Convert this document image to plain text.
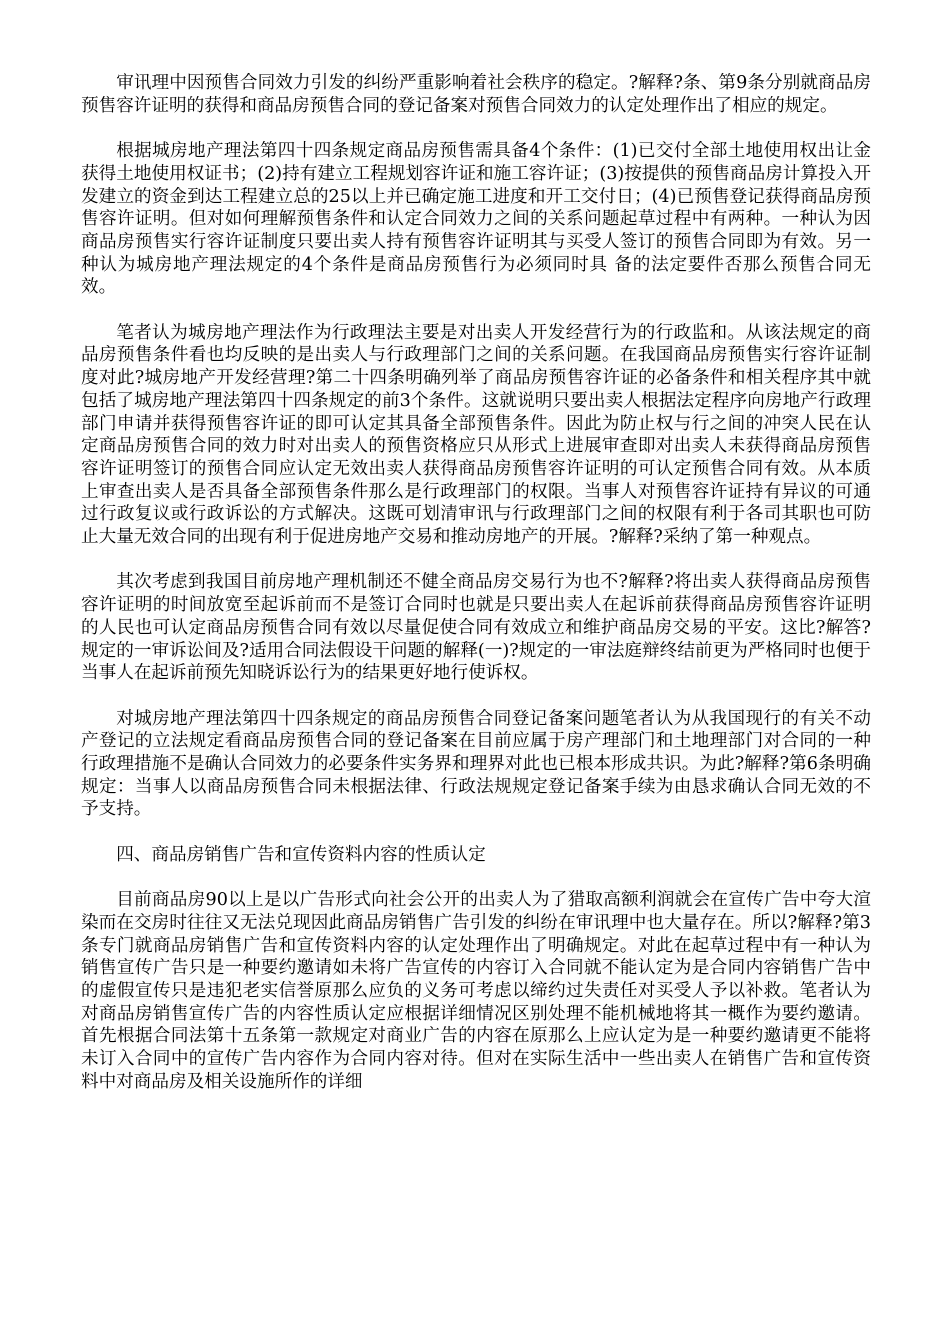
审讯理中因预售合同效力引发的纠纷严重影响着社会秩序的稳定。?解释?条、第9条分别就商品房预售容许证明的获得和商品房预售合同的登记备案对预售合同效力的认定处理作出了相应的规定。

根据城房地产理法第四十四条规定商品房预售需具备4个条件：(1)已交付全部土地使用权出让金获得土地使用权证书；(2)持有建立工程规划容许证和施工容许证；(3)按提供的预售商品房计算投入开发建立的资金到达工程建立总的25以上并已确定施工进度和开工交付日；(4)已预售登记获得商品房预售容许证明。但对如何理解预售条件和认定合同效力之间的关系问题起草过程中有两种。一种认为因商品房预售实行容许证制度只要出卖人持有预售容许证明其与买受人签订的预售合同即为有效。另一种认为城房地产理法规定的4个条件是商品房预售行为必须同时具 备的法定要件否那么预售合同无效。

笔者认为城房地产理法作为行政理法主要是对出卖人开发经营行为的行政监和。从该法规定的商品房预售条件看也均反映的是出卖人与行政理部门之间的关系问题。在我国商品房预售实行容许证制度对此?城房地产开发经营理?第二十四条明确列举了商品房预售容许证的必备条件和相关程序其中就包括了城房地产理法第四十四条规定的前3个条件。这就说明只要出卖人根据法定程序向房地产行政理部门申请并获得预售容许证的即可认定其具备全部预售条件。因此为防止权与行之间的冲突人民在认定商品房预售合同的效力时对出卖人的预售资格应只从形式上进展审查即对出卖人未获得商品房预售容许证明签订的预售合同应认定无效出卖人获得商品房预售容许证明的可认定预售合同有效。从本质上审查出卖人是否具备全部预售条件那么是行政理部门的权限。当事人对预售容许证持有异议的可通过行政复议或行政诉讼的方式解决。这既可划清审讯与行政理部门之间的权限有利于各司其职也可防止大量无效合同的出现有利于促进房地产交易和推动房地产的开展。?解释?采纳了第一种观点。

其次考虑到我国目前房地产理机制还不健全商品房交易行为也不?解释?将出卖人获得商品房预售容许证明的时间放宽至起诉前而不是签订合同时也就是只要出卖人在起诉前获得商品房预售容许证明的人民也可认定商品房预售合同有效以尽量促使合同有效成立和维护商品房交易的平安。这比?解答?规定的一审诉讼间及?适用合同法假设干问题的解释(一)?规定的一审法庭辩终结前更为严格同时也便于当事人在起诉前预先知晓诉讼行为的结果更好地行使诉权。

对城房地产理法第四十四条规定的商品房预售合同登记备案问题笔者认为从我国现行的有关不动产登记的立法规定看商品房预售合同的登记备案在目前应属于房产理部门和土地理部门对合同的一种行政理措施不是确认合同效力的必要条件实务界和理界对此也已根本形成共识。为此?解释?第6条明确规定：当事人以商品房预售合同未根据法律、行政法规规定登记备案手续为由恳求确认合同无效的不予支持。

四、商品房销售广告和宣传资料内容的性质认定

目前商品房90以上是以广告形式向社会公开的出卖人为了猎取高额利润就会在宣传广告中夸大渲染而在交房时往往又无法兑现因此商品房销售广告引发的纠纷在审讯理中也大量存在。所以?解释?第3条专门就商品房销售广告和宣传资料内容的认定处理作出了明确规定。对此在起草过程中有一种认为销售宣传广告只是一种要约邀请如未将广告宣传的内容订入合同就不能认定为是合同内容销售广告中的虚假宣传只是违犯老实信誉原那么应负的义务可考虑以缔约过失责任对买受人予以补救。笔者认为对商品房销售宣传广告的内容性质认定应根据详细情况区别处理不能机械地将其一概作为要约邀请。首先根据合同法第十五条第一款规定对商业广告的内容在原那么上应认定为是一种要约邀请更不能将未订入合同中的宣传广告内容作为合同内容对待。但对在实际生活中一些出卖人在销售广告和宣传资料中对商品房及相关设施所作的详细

============

• _Directions_
Make an exact copy of the data, leaving its pictures out.

• _Written response_
Convert this document image to plain text.
审讯理中因预售合同效力引发的纠纷严重影响着社会秩序的稳定。?解释?条、第9条分别就商品房预售容许证明的获得和商品房预售合同的登记备案对预售合同效力的认定处理作出了相应的规定。

根据城房地产理法第四十四条规定商品房预售需具备4个条件：(1)已交付全部土地使用权出让金获得土地使用权证书；(2)持有建立工程规划容许证和施工容许证；(3)按提供的预售商品房计算投入开发建立的资金到达工程建立总的25以上并已确定施工进度和开工交付日；(4)已预售登记获得商品房预售容许证明。但对如何理解预售条件和认定合同效力之间的关系问题起草过程中有两种。一种认为因商品房预售实行容许证制度只要出卖人持有预售容许证明其与买受人签订的预售合同即为有效。另一种认为城房地产理法规定的4个条件是商品房预售行为必须同时具 备的法定要件否那么预售合同无效。

笔者认为城房地产理法作为行政理法主要是对出卖人开发经营行为的行政监和。从该法规定的商品房预售条件看也均反映的是出卖人与行政理部门之间的关系问题。在我国商品房预售实行容许证制度对此?城房地产开发经营理?第二十四条明确列举了商品房预售容许证的必备条件和相关程序其中就包括了城房地产理法第四十四条规定的前3个条件。这就说明只要出卖人根据法定程序向房地产行政理部门申请并获得预售容许证的即可认定其具备全部预售条件。因此为防止权与行之间的冲突人民在认定商品房预售合同的效力时对出卖人的预售资格应只从形式上进展审查即对出卖人未获得商品房预售容许证明签订的预售合同应认定无效出卖人获得商品房预售容许证明的可认定预售合同有效。从本质上审查出卖人是否具备全部预售条件那么是行政理部门的权限。当事人对预售容许证持有异议的可通过行政复议或行政诉讼的方式解决。这既可划清审讯与行政理部门之间的权限有利于各司其职也可防止大量无效合同的出现有利于促进房地产交易和推动房地产的开展。?解释?采纳了第一种观点。

其次考虑到我国目前房地产理机制还不健全商品房交易行为也不?解释?将出卖人获得商品房预售容许证明的时间放宽至起诉前而不是签订合同时也就是只要出卖人在起诉前获得商品房预售容许证明的人民也可认定商品房预售合同有效以尽量促使合同有效成立和维护商品房交易的平安。这比?解答?规定的一审诉讼间及?适用合同法假设干问题的解释(一)?规定的一审法庭辩终结前更为严格同时也便于当事人在起诉前预先知晓诉讼行为的结果更好地行使诉权。

对城房地产理法第四十四条规定的商品房预售合同登记备案问题笔者认为从我国现行的有关不动产登记的立法规定看商品房预售合同的登记备案在目前应属于房产理部门和土地理部门对合同的一种行政理措施不是确认合同效力的必要条件实务界和理界对此也已根本形成共识。为此?解释?第6条明确规定：当事人以商品房预售合同未根据法律、行政法规规定登记备案手续为由恳求确认合同无效的不予支持。

四、商品房销售广告和宣传资料内容的性质认定

目前商品房90以上是以广告形式向社会公开的出卖人为了猎取高额利润就会在宣传广告中夸大渲染而在交房时往往又无法兑现因此商品房销售广告引发的纠纷在审讯理中也大量存在。所以?解释?第3条专门就商品房销售广告和宣传资料内容的认定处理作出了明确规定。对此在起草过程中有一种认为销售宣传广告只是一种要约邀请如未将广告宣传的内容订入合同就不能认定为是合同内容销售广告中的虚假宣传只是违犯老实信誉原那么应负的义务可考虑以缔约过失责任对买受人予以补救。笔者认为对商品房销售宣传广告的内容性质认定应根据详细情况区别处理不能机械地将其一概作为要约邀请。首先根据合同法第十五条第一款规定对商业广告的内容在原那么上应认定为是一种要约邀请更不能将未订入合同中的宣传广告内容作为合同内容对待。但对在实际生活中一些出卖人在销售广告和宣传资料中对商品房及相关设施所作的详细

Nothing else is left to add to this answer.